▶ _Required task A_
Do these statements agree with the passage on Sri Lanka's response to calls for an international inquiry? For each, answer yes or no and quote the deciding words. (i) Basil Rajapakse is the brother of Sri Lanka's president. (ii) Nimal Siripala de Silva is the minister of economic development. (iii) The UN report concerns killings toward the end of the war in 2009.
▶ _Required task B_
Write what comes next in the passage on Sri Lanka's response to calls for an international inquiry, picking up after its final sentence.

▶ _Given passage_
────────

Speaking to reporters during the Commonwealth conference in Colombo he said: “If that investigation is not completed by March then I will use our position on the UN Human Rights Council...and call for a full, credible and independent international inquiry.”
The calls by Cameron have however, once again been dismissed by the Sri Lankan government.
Basil Rajapakse, minister of economic development and the brother of the country’s president Mahinda Rajapaksa, told news agency AFP: “Why should we have an international inquiry? We will object to it … Definitely, we are not going to allow it,” he said.
His position was echoed by water minister, Nimal Siripala de Silva, who told reporters: “We will resist an international inquiry. That is the policy of the government.”
He dismissed the threat of UN pressure as “nothing new,” after several years of outcry from international human rights groups, the United Nations and Western governments. “We are confident to go before the UN Human Rights Council to contest this issue and impress upon them that Sri Lanka has done enough,” he added.
A UN report has suggested Sri Lanka's Sinhalese-dominated armed forces may have killed up to 40,000 minority Tamils toward the end of the war in 2009.
The continued defiance by the Sri Lankan government comes as retired Sri Lankan international cricketer Muttiah Muralitharan, a Tamil, said he believes the Prime Minister had been “misled” about the latest situation in the war-scarred north after his visit on Friday.

────────

▶ _Supplied information_
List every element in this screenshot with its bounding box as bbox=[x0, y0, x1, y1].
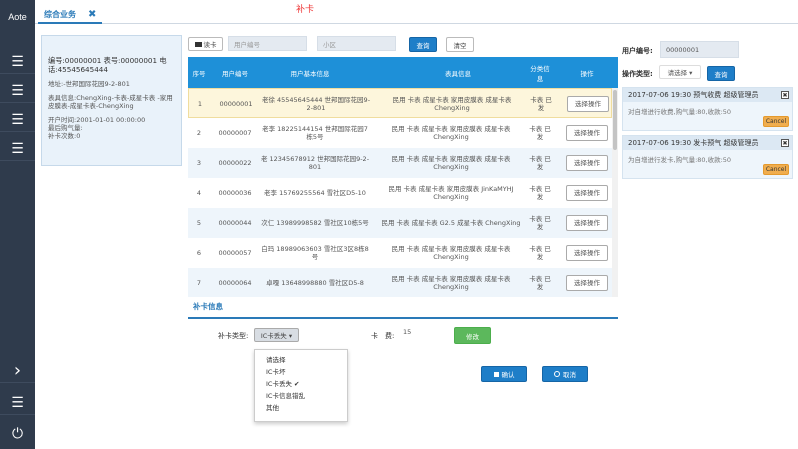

────────

▶ _Result A_
(i) Yes: "the brother of the country’s president Mahinda Rajapaksa"
(ii) No: "water minister, Nimal Siripala de Silva"
(iii) Yes: "toward the end of the war in 2009"

▶ _Result B_
Following a meeting between the two at a cricket ground in the capital Colombo, Muralitharan said: “My opinion is, there were problems in the last 30 years in those areas. Nobody could move there. In wartime I went with the UN, I saw the place, how it was.
“Now I regularly go and I see the place and it is about a 1,000 per cent improvement in facilities...It is improving. Thanks to the Sri Lankan army, they are putting a lot of effort there.
“He must have been misled by other people. People speak without going and seeing the things there. I go on and off. I see from my eyes there is improvement.
“I can't say the Prime Minister is wrong or not. He's from England, he hasn't seen the site, he hasn't gone and visited these places - yesterday only.”
Asked about Muralitharan's comments at a press conference, the Prime Minister insisted he had given a “fair reflection” of the need for improved human rights in Sri Lanka.
“I think he acknowledged that I was right to come and right to visit,” he said. ”Of course I was told all sorts of things yesterday in the north and there are very strong views in this country, strong differing views on some of the issues.”